Task goal = Write out the entries below once more, exactly.

--- BEGIN Records to process ---

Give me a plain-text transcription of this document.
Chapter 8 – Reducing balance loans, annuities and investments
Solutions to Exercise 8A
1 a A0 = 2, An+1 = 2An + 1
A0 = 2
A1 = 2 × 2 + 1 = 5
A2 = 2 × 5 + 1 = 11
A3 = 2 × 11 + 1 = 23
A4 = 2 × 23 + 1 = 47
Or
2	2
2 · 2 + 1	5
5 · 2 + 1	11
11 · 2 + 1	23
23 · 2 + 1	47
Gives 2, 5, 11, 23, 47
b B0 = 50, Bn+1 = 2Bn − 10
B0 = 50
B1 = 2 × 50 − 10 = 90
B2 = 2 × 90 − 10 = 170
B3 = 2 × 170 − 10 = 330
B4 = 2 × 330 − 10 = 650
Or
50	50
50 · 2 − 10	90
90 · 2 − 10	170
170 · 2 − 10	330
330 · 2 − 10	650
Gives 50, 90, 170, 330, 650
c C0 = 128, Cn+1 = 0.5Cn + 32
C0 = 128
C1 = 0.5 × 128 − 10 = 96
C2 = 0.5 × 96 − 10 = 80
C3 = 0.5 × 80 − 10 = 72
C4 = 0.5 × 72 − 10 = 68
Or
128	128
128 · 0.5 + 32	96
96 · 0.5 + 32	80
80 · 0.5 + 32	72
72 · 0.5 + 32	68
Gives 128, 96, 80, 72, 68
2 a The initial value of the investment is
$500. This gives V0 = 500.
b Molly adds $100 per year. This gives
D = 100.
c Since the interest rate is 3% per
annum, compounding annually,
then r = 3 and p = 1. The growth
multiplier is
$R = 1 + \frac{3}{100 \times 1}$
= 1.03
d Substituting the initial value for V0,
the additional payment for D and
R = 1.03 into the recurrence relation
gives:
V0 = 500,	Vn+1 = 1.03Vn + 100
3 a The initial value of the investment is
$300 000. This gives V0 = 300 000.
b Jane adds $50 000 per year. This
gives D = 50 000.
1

--- END Records to process ---

Output of the task =
Give me a plain-text transcription of this document.
Chapter 8 – Reducing balance loans, annuities and investments
Solutions to Exercise 8A
1 a A0 = 2, An+1 = 2An + 1
A0 = 2
A1 = 2 × 2 + 1 = 5
A2 = 2 × 5 + 1 = 11
A3 = 2 × 11 + 1 = 23
A4 = 2 × 23 + 1 = 47
Or
2	2
2 · 2 + 1	5
5 · 2 + 1	11
11 · 2 + 1	23
23 · 2 + 1	47
Gives 2, 5, 11, 23, 47
b B0 = 50, Bn+1 = 2Bn − 10
B0 = 50
B1 = 2 × 50 − 10 = 90
B2 = 2 × 90 − 10 = 170
B3 = 2 × 170 − 10 = 330
B4 = 2 × 330 − 10 = 650
Or
50	50
50 · 2 − 10	90
90 · 2 − 10	170
170 · 2 − 10	330
330 · 2 − 10	650
Gives 50, 90, 170, 330, 650
c C0 = 128, Cn+1 = 0.5Cn + 32
C0 = 128
C1 = 0.5 × 128 − 10 = 96
C2 = 0.5 × 96 − 10 = 80
C3 = 0.5 × 80 − 10 = 72
C4 = 0.5 × 72 − 10 = 68
Or
128	128
128 · 0.5 + 32	96
96 · 0.5 + 32	80
80 · 0.5 + 32	72
72 · 0.5 + 32	68
Gives 128, 96, 80, 72, 68
2 a The initial value of the investment is
$500. This gives V0 = 500.
b Molly adds $100 per year. This gives
D = 100.
c Since the interest rate is 3% per
annum, compounding annually,
then r = 3 and p = 1. The growth
multiplier is
$R = 1 + \frac{3}{100 \times 1}$
= 1.03
d Substituting the initial value for V0,
the additional payment for D and
R = 1.03 into the recurrence relation
gives:
V0 = 500,	Vn+1 = 1.03Vn + 100
3 a The initial value of the investment is
$300 000. This gives V0 = 300 000.
b Jane adds $50 000 per year. This
gives D = 50 000.
1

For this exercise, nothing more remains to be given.